• _Task details_
In the entries below, count every line with the word "工程图纸". Return only the count.

=-=-=

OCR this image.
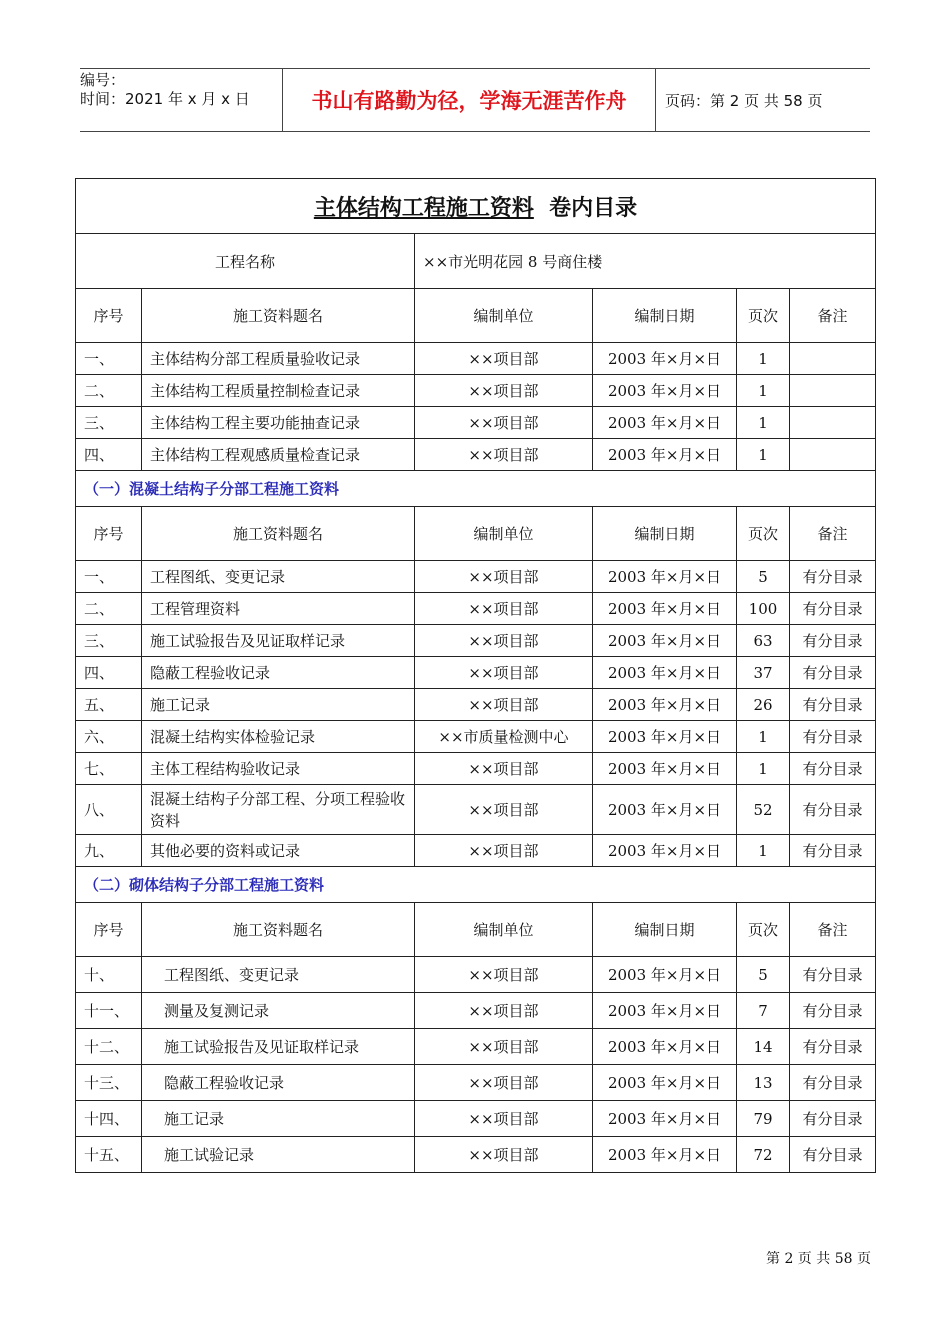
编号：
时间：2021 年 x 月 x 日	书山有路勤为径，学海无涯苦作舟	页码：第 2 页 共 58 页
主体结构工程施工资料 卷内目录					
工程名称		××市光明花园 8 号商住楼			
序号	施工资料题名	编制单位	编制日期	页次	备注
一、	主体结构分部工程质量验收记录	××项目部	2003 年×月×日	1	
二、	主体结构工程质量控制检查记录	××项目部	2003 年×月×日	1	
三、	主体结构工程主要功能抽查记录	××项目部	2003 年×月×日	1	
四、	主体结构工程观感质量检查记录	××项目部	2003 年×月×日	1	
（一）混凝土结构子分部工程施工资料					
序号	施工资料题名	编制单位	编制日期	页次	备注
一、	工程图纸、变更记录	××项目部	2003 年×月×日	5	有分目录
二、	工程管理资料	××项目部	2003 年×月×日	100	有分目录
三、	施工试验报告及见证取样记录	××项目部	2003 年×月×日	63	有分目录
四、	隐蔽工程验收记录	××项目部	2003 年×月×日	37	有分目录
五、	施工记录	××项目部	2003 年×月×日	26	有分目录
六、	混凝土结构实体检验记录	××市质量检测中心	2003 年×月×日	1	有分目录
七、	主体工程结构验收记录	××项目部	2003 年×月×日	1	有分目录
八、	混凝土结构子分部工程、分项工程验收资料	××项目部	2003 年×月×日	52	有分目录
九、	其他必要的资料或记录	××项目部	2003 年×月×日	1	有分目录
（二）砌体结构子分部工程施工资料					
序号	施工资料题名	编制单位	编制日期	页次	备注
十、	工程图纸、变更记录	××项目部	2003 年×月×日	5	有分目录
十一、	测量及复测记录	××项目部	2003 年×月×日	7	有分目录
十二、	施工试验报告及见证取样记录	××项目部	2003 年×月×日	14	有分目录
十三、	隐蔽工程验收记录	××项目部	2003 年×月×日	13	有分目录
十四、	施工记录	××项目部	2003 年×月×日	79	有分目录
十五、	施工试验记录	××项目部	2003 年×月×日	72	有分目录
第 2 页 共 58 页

=-=-=

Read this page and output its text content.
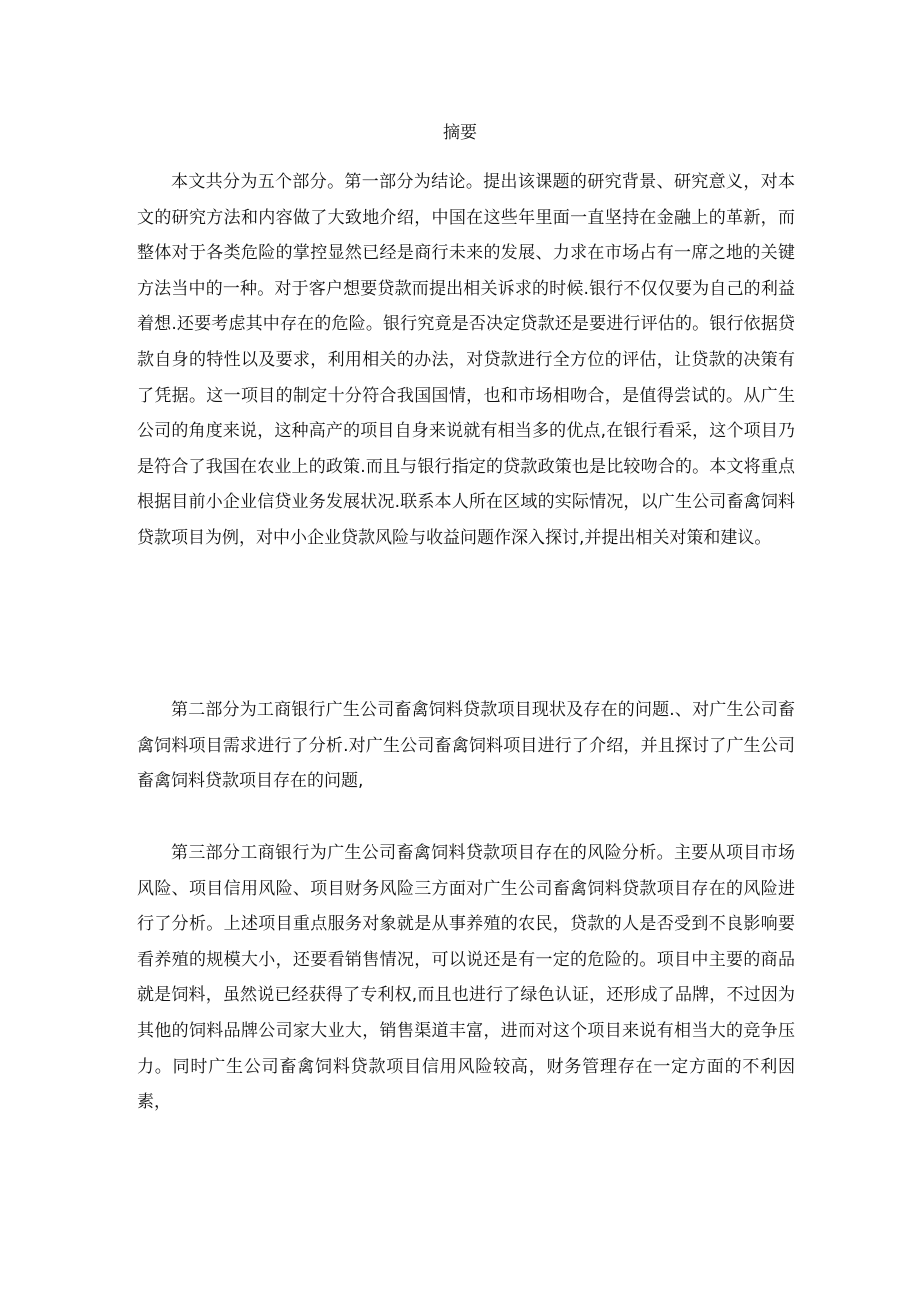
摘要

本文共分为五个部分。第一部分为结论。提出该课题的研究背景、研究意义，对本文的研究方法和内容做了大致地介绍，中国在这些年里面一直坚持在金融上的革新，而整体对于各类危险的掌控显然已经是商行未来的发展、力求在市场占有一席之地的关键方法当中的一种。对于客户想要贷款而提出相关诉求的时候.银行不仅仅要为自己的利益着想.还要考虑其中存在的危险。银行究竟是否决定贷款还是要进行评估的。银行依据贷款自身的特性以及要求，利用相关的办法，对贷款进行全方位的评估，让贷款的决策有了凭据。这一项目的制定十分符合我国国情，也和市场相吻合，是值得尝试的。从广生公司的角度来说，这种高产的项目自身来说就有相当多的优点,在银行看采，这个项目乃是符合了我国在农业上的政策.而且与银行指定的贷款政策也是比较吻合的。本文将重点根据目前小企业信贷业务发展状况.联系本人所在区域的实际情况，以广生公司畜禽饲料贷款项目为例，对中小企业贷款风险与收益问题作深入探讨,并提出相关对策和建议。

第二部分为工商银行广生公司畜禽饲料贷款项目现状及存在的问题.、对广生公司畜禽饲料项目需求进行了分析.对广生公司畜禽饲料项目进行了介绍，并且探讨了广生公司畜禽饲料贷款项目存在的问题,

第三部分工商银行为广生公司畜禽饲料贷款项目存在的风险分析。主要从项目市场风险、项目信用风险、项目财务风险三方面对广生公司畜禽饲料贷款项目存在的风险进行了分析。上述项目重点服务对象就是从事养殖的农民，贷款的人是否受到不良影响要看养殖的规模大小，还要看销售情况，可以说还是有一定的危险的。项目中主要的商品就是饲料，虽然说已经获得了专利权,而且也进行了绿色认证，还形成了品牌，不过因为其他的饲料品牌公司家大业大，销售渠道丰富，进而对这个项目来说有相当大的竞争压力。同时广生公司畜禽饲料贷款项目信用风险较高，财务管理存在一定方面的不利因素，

=-=-=

• _Result of the exercise_
2